* _WHAT THE EXERCISE ASKS_
Exactly as they appear, output all of the entries.

* _RECORDS SUPPLIED_
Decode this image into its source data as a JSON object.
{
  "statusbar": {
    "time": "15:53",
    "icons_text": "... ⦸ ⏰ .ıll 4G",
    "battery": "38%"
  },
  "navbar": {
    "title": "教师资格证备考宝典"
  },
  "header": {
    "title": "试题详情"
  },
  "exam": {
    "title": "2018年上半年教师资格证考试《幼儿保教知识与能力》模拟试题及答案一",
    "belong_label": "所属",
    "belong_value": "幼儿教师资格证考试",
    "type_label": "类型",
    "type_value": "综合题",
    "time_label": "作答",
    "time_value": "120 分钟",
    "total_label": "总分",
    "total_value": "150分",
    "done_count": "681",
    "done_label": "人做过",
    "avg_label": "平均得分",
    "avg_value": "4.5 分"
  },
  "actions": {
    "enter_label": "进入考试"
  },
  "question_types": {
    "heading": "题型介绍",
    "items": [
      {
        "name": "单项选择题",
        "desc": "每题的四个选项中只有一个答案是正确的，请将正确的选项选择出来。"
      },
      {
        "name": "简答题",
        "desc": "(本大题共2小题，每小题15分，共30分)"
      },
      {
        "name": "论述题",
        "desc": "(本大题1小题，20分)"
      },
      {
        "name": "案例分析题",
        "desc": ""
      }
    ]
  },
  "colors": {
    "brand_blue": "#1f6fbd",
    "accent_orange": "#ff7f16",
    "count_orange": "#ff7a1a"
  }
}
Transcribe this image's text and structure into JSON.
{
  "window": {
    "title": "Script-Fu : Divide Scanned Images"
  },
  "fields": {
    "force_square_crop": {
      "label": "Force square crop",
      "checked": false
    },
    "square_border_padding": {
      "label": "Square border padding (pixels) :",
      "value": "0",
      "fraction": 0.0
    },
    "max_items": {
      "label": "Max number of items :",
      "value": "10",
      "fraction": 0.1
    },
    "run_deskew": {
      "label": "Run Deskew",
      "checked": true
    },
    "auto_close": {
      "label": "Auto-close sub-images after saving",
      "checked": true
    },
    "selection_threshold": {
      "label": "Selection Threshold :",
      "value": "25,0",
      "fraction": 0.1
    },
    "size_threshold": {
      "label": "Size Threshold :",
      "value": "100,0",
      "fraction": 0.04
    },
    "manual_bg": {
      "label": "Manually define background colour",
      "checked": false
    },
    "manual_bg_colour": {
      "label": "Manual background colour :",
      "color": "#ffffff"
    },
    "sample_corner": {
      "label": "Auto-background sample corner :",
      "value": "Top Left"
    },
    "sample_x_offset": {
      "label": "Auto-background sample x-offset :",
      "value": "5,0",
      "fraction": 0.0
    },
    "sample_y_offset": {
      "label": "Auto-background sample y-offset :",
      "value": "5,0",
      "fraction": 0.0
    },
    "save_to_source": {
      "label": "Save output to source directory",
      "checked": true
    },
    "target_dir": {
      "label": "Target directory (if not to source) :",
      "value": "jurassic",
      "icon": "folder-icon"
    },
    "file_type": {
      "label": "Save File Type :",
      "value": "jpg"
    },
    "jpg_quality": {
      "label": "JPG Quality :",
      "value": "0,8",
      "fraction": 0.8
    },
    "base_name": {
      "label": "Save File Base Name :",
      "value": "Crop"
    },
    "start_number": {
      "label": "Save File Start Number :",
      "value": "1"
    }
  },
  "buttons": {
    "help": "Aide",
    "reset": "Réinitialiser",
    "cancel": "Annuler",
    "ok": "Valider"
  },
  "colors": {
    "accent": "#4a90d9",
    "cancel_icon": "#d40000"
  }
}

* _SOLUTION FOR THIS TASK_
Decode this image into its source data as a JSON object.
{
  "statusbar": {
    "time": "15:53",
    "icons_text": "... ⦸ ⏰ .ıll 4G",
    "battery": "38%"
  },
  "navbar": {
    "title": "教师资格证备考宝典"
  },
  "header": {
    "title": "试题详情"
  },
  "exam": {
    "title": "2018年上半年教师资格证考试《幼儿保教知识与能力》模拟试题及答案一",
    "belong_label": "所属",
    "belong_value": "幼儿教师资格证考试",
    "type_label": "类型",
    "type_value": "综合题",
    "time_label": "作答",
    "time_value": "120 分钟",
    "total_label": "总分",
    "total_value": "150分",
    "done_count": "681",
    "done_label": "人做过",
    "avg_label": "平均得分",
    "avg_value": "4.5 分"
  },
  "actions": {
    "enter_label": "进入考试"
  },
  "question_types": {
    "heading": "题型介绍",
    "items": [
      {
        "name": "单项选择题",
        "desc": "每题的四个选项中只有一个答案是正确的，请将正确的选项选择出来。"
      },
      {
        "name": "简答题",
        "desc": "(本大题共2小题，每小题15分，共30分)"
      },
      {
        "name": "论述题",
        "desc": "(本大题1小题，20分)"
      },
      {
        "name": "案例分析题",
        "desc": ""
      }
    ]
  },
  "colors": {
    "brand_blue": "#1f6fbd",
    "accent_orange": "#ff7f16",
    "count_orange": "#ff7a1a"
  }
}
Transcribe this image's text and structure into JSON.
{
  "window": {
    "title": "Script-Fu : Divide Scanned Images"
  },
  "fields": {
    "force_square_crop": {
      "label": "Force square crop",
      "checked": false
    },
    "square_border_padding": {
      "label": "Square border padding (pixels) :",
      "value": "0",
      "fraction": 0.0
    },
    "max_items": {
      "label": "Max number of items :",
      "value": "10",
      "fraction": 0.1
    },
    "run_deskew": {
      "label": "Run Deskew",
      "checked": true
    },
    "auto_close": {
      "label": "Auto-close sub-images after saving",
      "checked": true
    },
    "selection_threshold": {
      "label": "Selection Threshold :",
      "value": "25,0",
      "fraction": 0.1
    },
    "size_threshold": {
      "label": "Size Threshold :",
      "value": "100,0",
      "fraction": 0.04
    },
    "manual_bg": {
      "label": "Manually define background colour",
      "checked": false
    },
    "manual_bg_colour": {
      "label": "Manual background colour :",
      "color": "#ffffff"
    },
    "sample_corner": {
      "label": "Auto-background sample corner :",
      "value": "Top Left"
    },
    "sample_x_offset": {
      "label": "Auto-background sample x-offset :",
      "value": "5,0",
      "fraction": 0.0
    },
    "sample_y_offset": {
      "label": "Auto-background sample y-offset :",
      "value": "5,0",
      "fraction": 0.0
    },
    "save_to_source": {
      "label": "Save output to source directory",
      "checked": true
    },
    "target_dir": {
      "label": "Target directory (if not to source) :",
      "value": "jurassic",
      "icon": "folder-icon"
    },
    "file_type": {
      "label": "Save File Type :",
      "value": "jpg"
    },
    "jpg_quality": {
      "label": "JPG Quality :",
      "value": "0,8",
      "fraction": 0.8
    },
    "base_name": {
      "label": "Save File Base Name :",
      "value": "Crop"
    },
    "start_number": {
      "label": "Save File Start Number :",
      "value": "1"
    }
  },
  "buttons": {
    "help": "Aide",
    "reset": "Réinitialiser",
    "cancel": "Annuler",
    "ok": "Valider"
  },
  "colors": {
    "accent": "#4a90d9",
    "cancel_icon": "#d40000"
  }
}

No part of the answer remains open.